— Start DATA FOR THIS TASK —

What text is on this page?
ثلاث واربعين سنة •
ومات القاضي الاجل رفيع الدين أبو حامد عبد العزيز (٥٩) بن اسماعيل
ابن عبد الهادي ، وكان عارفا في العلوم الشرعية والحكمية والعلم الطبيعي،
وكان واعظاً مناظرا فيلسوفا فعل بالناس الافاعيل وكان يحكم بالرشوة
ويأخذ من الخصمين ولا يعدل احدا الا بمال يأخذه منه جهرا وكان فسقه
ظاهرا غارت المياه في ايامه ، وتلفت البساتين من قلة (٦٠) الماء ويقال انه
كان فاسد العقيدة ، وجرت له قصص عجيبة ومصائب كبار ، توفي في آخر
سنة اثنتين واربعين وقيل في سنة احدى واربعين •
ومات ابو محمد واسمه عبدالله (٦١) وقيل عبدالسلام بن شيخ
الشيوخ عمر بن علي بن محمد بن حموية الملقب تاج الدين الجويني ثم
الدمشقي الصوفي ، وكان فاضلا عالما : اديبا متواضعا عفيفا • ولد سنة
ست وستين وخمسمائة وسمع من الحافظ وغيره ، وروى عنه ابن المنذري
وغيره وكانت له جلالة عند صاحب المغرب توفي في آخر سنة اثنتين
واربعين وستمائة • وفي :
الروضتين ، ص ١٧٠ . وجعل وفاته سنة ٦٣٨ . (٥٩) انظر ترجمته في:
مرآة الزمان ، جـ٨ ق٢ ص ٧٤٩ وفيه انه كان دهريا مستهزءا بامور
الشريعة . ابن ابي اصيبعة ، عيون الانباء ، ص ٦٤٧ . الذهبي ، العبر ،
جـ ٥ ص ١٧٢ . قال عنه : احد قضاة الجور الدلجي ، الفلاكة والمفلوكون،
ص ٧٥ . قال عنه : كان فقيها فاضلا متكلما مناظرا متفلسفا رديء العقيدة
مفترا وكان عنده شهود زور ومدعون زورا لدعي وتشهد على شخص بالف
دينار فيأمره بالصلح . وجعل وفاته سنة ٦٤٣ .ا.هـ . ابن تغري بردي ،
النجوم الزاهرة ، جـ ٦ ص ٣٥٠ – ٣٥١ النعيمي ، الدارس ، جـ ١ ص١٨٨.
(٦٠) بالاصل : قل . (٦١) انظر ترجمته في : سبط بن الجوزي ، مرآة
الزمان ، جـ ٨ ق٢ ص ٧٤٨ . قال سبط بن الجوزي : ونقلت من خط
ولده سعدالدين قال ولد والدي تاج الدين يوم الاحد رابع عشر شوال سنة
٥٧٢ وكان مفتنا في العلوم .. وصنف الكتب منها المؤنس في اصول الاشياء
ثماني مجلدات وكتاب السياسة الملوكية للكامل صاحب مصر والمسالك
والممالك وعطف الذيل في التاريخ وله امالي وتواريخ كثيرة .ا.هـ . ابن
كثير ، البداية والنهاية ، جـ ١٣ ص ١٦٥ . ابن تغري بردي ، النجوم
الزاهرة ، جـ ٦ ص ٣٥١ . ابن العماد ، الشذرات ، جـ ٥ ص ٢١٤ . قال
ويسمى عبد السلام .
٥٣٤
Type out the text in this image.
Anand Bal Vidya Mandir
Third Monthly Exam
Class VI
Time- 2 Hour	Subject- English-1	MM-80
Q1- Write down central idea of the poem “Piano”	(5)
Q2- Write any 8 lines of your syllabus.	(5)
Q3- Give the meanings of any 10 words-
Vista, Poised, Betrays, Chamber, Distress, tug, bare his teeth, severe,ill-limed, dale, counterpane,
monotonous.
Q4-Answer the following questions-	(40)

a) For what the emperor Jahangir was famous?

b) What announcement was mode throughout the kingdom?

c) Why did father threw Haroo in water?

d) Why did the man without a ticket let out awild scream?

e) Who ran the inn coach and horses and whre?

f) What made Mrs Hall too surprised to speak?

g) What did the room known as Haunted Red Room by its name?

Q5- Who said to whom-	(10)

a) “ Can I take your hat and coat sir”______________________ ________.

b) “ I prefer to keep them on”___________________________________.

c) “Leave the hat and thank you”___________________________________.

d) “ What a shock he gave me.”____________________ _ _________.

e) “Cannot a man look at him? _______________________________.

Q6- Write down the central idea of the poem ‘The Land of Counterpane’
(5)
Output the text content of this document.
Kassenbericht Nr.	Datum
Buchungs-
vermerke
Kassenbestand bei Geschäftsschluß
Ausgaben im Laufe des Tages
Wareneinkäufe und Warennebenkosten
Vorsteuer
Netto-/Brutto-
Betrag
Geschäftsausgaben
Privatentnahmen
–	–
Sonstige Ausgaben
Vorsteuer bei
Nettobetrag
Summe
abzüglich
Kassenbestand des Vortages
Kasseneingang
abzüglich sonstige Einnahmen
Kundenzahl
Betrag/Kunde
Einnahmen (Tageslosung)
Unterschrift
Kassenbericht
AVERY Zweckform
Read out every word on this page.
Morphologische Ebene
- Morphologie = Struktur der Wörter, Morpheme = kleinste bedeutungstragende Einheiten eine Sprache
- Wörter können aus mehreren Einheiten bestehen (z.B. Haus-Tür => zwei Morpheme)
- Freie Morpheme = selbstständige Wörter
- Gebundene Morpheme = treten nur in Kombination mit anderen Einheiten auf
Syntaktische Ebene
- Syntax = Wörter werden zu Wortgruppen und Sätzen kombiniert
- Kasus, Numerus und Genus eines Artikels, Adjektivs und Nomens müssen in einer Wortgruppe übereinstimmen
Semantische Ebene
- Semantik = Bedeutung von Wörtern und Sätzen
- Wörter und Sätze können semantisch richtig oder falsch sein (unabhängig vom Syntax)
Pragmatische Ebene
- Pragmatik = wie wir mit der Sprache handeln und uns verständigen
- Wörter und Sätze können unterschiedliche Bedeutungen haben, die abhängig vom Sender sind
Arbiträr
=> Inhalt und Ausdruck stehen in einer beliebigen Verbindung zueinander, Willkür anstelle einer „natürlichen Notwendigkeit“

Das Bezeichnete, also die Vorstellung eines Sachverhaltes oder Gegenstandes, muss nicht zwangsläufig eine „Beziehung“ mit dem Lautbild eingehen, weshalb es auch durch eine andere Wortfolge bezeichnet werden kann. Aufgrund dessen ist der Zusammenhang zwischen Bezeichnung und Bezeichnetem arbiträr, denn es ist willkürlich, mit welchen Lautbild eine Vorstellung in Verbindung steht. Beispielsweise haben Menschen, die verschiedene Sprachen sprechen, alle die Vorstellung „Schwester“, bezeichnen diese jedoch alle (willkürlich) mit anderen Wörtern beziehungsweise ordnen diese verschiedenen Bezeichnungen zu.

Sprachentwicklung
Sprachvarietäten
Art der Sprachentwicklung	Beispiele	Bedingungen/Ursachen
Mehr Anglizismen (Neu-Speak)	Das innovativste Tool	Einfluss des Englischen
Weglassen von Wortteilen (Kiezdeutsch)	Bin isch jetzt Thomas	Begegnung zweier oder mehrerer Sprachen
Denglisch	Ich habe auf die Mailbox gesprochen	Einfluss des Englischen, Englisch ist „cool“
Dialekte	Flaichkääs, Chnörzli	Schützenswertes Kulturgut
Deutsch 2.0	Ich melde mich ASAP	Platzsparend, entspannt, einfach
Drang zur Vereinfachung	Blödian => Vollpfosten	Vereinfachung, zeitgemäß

— End DATA FOR THIS TASK —

* SHORT PROBLEM
Each record must be returned exactly as it is written.

* WORKED SOLUTION
What text is on this page?
ثلاث واربعين سنة •
ومات القاضي الاجل رفيع الدين أبو حامد عبد العزيز (٥٩) بن اسماعيل
ابن عبد الهادي ، وكان عارفا في العلوم الشرعية والحكمية والعلم الطبيعي،
وكان واعظاً مناظرا فيلسوفا فعل بالناس الافاعيل وكان يحكم بالرشوة
ويأخذ من الخصمين ولا يعدل احدا الا بمال يأخذه منه جهرا وكان فسقه
ظاهرا غارت المياه في ايامه ، وتلفت البساتين من قلة (٦٠) الماء ويقال انه
كان فاسد العقيدة ، وجرت له قصص عجيبة ومصائب كبار ، توفي في آخر
سنة اثنتين واربعين وقيل في سنة احدى واربعين •
ومات ابو محمد واسمه عبدالله (٦١) وقيل عبدالسلام بن شيخ
الشيوخ عمر بن علي بن محمد بن حموية الملقب تاج الدين الجويني ثم
الدمشقي الصوفي ، وكان فاضلا عالما : اديبا متواضعا عفيفا • ولد سنة
ست وستين وخمسمائة وسمع من الحافظ وغيره ، وروى عنه ابن المنذري
وغيره وكانت له جلالة عند صاحب المغرب توفي في آخر سنة اثنتين
واربعين وستمائة • وفي :
الروضتين ، ص ١٧٠ . وجعل وفاته سنة ٦٣٨ . (٥٩) انظر ترجمته في:
مرآة الزمان ، جـ٨ ق٢ ص ٧٤٩ وفيه انه كان دهريا مستهزءا بامور
الشريعة . ابن ابي اصيبعة ، عيون الانباء ، ص ٦٤٧ . الذهبي ، العبر ،
جـ ٥ ص ١٧٢ . قال عنه : احد قضاة الجور الدلجي ، الفلاكة والمفلوكون،
ص ٧٥ . قال عنه : كان فقيها فاضلا متكلما مناظرا متفلسفا رديء العقيدة
مفترا وكان عنده شهود زور ومدعون زورا لدعي وتشهد على شخص بالف
دينار فيأمره بالصلح . وجعل وفاته سنة ٦٤٣ .ا.هـ . ابن تغري بردي ،
النجوم الزاهرة ، جـ ٦ ص ٣٥٠ – ٣٥١ النعيمي ، الدارس ، جـ ١ ص١٨٨.
(٦٠) بالاصل : قل . (٦١) انظر ترجمته في : سبط بن الجوزي ، مرآة
الزمان ، جـ ٨ ق٢ ص ٧٤٨ . قال سبط بن الجوزي : ونقلت من خط
ولده سعدالدين قال ولد والدي تاج الدين يوم الاحد رابع عشر شوال سنة
٥٧٢ وكان مفتنا في العلوم .. وصنف الكتب منها المؤنس في اصول الاشياء
ثماني مجلدات وكتاب السياسة الملوكية للكامل صاحب مصر والمسالك
والممالك وعطف الذيل في التاريخ وله امالي وتواريخ كثيرة .ا.هـ . ابن
كثير ، البداية والنهاية ، جـ ١٣ ص ١٦٥ . ابن تغري بردي ، النجوم
الزاهرة ، جـ ٦ ص ٣٥١ . ابن العماد ، الشذرات ، جـ ٥ ص ٢١٤ . قال
ويسمى عبد السلام .
٥٣٤
Type out the text in this image.
Anand Bal Vidya Mandir
Third Monthly Exam
Class VI
Time- 2 Hour	Subject- English-1	MM-80
Q1- Write down central idea of the poem “Piano”	(5)
Q2- Write any 8 lines of your syllabus.	(5)
Q3- Give the meanings of any 10 words-
Vista, Poised, Betrays, Chamber, Distress, tug, bare his teeth, severe,ill-limed, dale, counterpane,
monotonous.
Q4-Answer the following questions-	(40)

a) For what the emperor Jahangir was famous?

b) What announcement was mode throughout the kingdom?

c) Why did father threw Haroo in water?

d) Why did the man without a ticket let out awild scream?

e) Who ran the inn coach and horses and whre?

f) What made Mrs Hall too surprised to speak?

g) What did the room known as Haunted Red Room by its name?

Q5- Who said to whom-	(10)

a) “ Can I take your hat and coat sir”______________________ ________.

b) “ I prefer to keep them on”___________________________________.

c) “Leave the hat and thank you”___________________________________.

d) “ What a shock he gave me.”____________________ _ _________.

e) “Cannot a man look at him? _______________________________.

Q6- Write down the central idea of the poem ‘The Land of Counterpane’
(5)
Output the text content of this document.
Kassenbericht Nr.	Datum
Buchungs-
vermerke
Kassenbestand bei Geschäftsschluß
Ausgaben im Laufe des Tages
Wareneinkäufe und Warennebenkosten
Vorsteuer
Netto-/Brutto-
Betrag
Geschäftsausgaben
Privatentnahmen
–	–
Sonstige Ausgaben
Vorsteuer bei
Nettobetrag
Summe
abzüglich
Kassenbestand des Vortages
Kasseneingang
abzüglich sonstige Einnahmen
Kundenzahl
Betrag/Kunde
Einnahmen (Tageslosung)
Unterschrift
Kassenbericht
AVERY Zweckform
Read out every word on this page.
Morphologische Ebene
- Morphologie = Struktur der Wörter, Morpheme = kleinste bedeutungstragende Einheiten eine Sprache
- Wörter können aus mehreren Einheiten bestehen (z.B. Haus-Tür => zwei Morpheme)
- Freie Morpheme = selbstständige Wörter
- Gebundene Morpheme = treten nur in Kombination mit anderen Einheiten auf
Syntaktische Ebene
- Syntax = Wörter werden zu Wortgruppen und Sätzen kombiniert
- Kasus, Numerus und Genus eines Artikels, Adjektivs und Nomens müssen in einer Wortgruppe übereinstimmen
Semantische Ebene
- Semantik = Bedeutung von Wörtern und Sätzen
- Wörter und Sätze können semantisch richtig oder falsch sein (unabhängig vom Syntax)
Pragmatische Ebene
- Pragmatik = wie wir mit der Sprache handeln und uns verständigen
- Wörter und Sätze können unterschiedliche Bedeutungen haben, die abhängig vom Sender sind
Arbiträr
=> Inhalt und Ausdruck stehen in einer beliebigen Verbindung zueinander, Willkür anstelle einer „natürlichen Notwendigkeit“

Das Bezeichnete, also die Vorstellung eines Sachverhaltes oder Gegenstandes, muss nicht zwangsläufig eine „Beziehung“ mit dem Lautbild eingehen, weshalb es auch durch eine andere Wortfolge bezeichnet werden kann. Aufgrund dessen ist der Zusammenhang zwischen Bezeichnung und Bezeichnetem arbiträr, denn es ist willkürlich, mit welchen Lautbild eine Vorstellung in Verbindung steht. Beispielsweise haben Menschen, die verschiedene Sprachen sprechen, alle die Vorstellung „Schwester“, bezeichnen diese jedoch alle (willkürlich) mit anderen Wörtern beziehungsweise ordnen diese verschiedenen Bezeichnungen zu.

Sprachentwicklung
Sprachvarietäten
Art der Sprachentwicklung	Beispiele	Bedingungen/Ursachen
Mehr Anglizismen (Neu-Speak)	Das innovativste Tool	Einfluss des Englischen
Weglassen von Wortteilen (Kiezdeutsch)	Bin isch jetzt Thomas	Begegnung zweier oder mehrerer Sprachen
Denglisch	Ich habe auf die Mailbox gesprochen	Einfluss des Englischen, Englisch ist „cool“
Dialekte	Flaichkääs, Chnörzli	Schützenswertes Kulturgut
Deutsch 2.0	Ich melde mich ASAP	Platzsparend, entspannt, einfach
Drang zur Vereinfachung	Blödian => Vollpfosten	Vereinfachung, zeitgemäß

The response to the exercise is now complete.